### Records for the exercise

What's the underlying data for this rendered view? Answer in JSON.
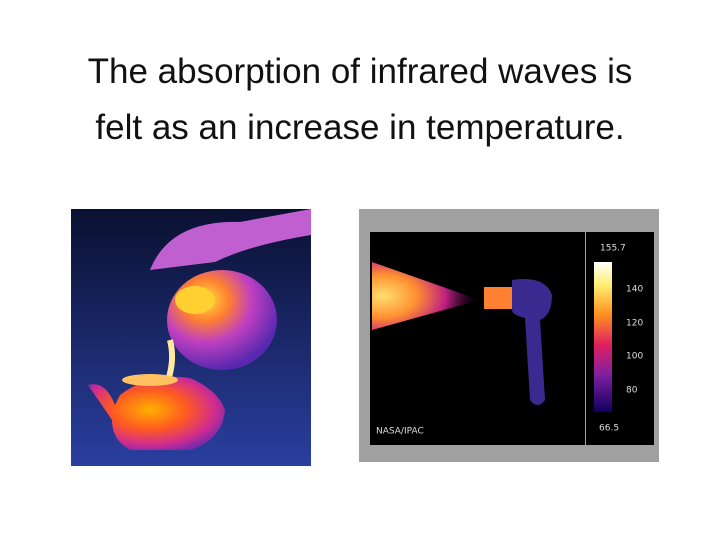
{
  "title": {
    "lines": [
      "The absorption of infrared waves is",
      "felt as an increase in temperature."
    ]
  },
  "thermal_image": {
    "scale_max": "155.7",
    "scale_ticks": [
      "140",
      "120",
      "100",
      "80"
    ],
    "scale_min": "66.5",
    "credit": "NASA/IPAC"
  }
}
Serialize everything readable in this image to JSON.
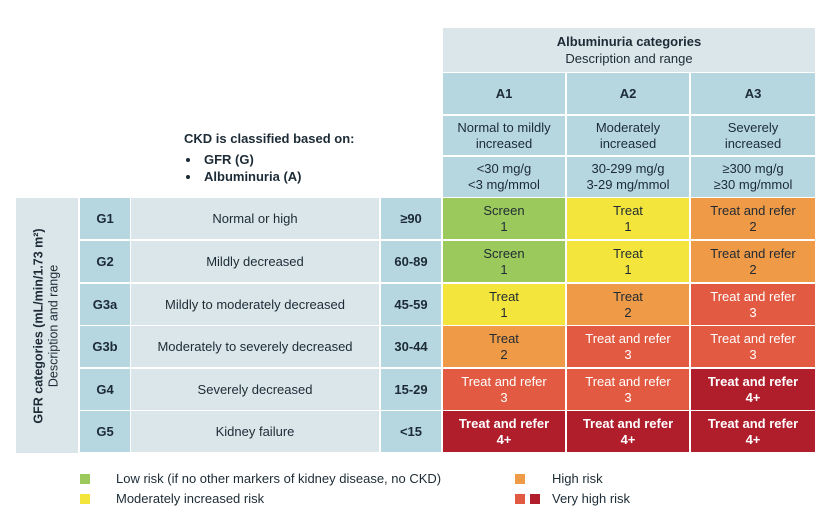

######

Exercise prompt: Repeat the material above in full and exactly, omitting the pictures.

Result of this exercise:
What's the underlying data for this rendered view? Answer in JSON.
{
  "title": {
    "lines": [
      "The absorption of infrared waves is",
      "felt as an increase in temperature."
    ]
  },
  "thermal_image": {
    "scale_max": "155.7",
    "scale_ticks": [
      "140",
      "120",
      "100",
      "80"
    ],
    "scale_min": "66.5",
    "credit": "NASA/IPAC"
  }
}
Serialize everything readable in this image to JSON.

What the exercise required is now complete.